- **Given task**
Where a line holds the string "платы", return that line.

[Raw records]
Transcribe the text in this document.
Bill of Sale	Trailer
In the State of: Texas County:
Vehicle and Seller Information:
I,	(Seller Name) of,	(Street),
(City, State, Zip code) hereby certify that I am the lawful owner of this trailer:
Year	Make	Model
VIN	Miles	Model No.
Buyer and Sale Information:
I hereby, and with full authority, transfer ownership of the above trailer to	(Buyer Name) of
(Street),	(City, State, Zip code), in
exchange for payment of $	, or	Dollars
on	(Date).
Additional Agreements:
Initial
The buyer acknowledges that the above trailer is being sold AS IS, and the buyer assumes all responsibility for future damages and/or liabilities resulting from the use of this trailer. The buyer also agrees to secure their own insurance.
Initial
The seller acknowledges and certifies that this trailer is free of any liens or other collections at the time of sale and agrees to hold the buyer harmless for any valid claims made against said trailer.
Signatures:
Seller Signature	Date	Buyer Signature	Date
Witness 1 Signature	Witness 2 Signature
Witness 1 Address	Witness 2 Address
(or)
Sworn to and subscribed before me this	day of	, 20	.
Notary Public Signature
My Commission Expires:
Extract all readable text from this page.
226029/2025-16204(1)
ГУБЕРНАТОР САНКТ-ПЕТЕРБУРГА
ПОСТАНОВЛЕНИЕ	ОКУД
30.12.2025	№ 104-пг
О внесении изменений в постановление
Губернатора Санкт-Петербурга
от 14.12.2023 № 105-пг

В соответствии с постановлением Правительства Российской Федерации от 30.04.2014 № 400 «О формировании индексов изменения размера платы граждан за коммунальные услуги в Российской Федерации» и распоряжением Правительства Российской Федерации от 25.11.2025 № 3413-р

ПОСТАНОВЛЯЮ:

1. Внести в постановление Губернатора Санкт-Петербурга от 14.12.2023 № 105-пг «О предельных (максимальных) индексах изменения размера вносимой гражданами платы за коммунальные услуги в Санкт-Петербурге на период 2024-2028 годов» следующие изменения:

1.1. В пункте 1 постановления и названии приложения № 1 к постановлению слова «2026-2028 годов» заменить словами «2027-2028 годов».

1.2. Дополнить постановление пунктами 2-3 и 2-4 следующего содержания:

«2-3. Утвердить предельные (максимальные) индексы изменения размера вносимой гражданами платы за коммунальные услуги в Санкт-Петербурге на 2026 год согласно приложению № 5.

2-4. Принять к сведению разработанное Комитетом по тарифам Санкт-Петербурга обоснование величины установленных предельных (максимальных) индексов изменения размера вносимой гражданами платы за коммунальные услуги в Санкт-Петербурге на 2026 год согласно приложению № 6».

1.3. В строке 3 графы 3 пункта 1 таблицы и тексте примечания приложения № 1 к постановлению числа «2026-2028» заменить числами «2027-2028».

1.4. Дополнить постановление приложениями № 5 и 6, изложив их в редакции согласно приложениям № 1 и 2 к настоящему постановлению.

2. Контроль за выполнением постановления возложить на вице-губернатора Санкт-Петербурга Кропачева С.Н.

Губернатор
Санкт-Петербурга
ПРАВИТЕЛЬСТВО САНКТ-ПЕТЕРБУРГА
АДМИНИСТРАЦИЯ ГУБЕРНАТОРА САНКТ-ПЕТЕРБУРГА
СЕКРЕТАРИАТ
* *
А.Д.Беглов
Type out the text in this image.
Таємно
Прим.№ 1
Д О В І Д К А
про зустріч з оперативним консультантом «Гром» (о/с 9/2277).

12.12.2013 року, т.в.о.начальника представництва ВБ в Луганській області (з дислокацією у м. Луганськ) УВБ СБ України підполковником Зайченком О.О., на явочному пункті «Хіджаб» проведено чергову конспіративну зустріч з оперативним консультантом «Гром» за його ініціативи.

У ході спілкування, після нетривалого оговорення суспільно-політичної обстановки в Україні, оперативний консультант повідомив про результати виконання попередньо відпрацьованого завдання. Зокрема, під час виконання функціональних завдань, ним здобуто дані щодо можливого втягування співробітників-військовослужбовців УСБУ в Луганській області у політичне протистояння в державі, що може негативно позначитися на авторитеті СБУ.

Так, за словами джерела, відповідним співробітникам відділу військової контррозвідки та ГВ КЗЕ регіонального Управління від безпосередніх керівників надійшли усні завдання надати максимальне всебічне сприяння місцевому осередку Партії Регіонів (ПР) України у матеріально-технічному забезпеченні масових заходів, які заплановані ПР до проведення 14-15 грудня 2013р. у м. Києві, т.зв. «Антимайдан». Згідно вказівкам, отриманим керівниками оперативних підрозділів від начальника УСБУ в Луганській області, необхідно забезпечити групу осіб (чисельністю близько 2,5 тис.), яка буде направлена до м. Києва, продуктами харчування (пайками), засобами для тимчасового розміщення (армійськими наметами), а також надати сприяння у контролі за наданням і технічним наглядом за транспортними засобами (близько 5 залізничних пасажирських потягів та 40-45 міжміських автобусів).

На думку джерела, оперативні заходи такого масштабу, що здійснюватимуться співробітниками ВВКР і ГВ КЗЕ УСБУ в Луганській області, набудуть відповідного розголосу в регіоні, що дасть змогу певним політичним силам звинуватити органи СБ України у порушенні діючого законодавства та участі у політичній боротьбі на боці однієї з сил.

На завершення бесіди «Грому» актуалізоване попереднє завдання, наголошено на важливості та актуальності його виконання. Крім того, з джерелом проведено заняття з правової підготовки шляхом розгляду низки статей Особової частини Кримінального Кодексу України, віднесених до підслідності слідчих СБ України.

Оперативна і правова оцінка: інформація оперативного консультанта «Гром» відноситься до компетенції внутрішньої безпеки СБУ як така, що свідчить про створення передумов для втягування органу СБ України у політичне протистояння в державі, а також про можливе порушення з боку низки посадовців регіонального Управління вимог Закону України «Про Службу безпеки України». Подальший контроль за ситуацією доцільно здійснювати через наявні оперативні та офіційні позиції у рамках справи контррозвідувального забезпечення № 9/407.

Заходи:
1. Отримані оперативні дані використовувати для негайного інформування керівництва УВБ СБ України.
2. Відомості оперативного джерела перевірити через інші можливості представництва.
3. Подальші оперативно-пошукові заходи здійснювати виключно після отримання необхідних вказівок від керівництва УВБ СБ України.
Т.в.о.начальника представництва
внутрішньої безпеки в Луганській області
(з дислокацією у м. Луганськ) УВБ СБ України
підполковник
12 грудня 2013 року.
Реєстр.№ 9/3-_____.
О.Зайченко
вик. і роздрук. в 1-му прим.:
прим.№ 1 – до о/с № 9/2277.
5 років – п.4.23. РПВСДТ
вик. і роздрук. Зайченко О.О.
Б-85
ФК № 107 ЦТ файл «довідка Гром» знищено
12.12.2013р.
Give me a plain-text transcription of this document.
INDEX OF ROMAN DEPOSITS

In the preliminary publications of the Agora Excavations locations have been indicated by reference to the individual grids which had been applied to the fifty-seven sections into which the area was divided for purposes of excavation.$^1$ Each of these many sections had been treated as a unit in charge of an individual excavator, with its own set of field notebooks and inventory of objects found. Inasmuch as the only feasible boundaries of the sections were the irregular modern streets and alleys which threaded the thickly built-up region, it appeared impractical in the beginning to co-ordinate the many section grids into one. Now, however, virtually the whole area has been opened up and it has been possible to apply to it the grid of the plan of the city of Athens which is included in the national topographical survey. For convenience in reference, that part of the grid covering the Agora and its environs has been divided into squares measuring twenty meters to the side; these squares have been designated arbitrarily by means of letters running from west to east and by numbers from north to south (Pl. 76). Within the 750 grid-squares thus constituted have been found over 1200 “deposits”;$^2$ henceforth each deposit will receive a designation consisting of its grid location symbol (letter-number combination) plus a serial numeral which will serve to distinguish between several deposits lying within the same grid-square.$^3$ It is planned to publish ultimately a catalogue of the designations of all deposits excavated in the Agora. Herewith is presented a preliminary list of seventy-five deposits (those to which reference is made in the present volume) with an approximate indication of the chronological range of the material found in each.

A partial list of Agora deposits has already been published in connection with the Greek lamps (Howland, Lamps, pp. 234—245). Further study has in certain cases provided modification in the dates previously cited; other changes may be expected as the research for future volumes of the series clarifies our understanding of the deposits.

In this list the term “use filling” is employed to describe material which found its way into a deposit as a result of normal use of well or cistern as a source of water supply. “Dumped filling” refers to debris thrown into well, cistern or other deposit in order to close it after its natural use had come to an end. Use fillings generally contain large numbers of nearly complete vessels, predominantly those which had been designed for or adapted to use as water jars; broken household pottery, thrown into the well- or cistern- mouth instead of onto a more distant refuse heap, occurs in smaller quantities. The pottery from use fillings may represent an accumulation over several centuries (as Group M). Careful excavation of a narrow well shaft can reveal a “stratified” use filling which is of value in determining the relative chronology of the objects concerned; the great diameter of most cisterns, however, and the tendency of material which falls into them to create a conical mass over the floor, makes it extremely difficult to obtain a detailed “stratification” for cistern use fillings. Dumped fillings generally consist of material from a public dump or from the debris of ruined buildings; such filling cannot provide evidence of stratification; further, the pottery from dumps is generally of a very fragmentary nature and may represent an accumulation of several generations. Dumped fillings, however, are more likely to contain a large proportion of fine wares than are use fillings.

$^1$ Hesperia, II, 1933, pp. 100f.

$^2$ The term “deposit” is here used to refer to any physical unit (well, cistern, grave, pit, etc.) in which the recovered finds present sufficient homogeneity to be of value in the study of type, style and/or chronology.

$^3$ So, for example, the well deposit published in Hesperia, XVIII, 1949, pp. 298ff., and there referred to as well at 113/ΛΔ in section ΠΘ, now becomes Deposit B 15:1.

- **Right answer**
В соответствии с постановлением Правительства Российской Федерации от 30.04.2014 № 400 «О формировании индексов изменения размера платы граждан за коммунальные услуги в Российской Федерации» и распоряжением Правительства Российской Федерации от 25.11.2025 № 3413-р
1. Внести в постановление Губернатора Санкт-Петербурга от 14.12.2023 № 105-пг «О предельных (максимальных) индексах изменения размера вносимой гражданами платы за коммунальные услуги в Санкт-Петербурге на период 2024-2028 годов» следующие изменения:
«2-3. Утвердить предельные (максимальные) индексы изменения размера вносимой гражданами платы за коммунальные услуги в Санкт-Петербурге на 2026 год согласно приложению № 5.
2-4. Принять к сведению разработанное Комитетом по тарифам Санкт-Петербурга обоснование величины установленных предельных (максимальных) индексов изменения размера вносимой гражданами платы за коммунальные услуги в Санкт-Петербурге на 2026 год согласно приложению № 6».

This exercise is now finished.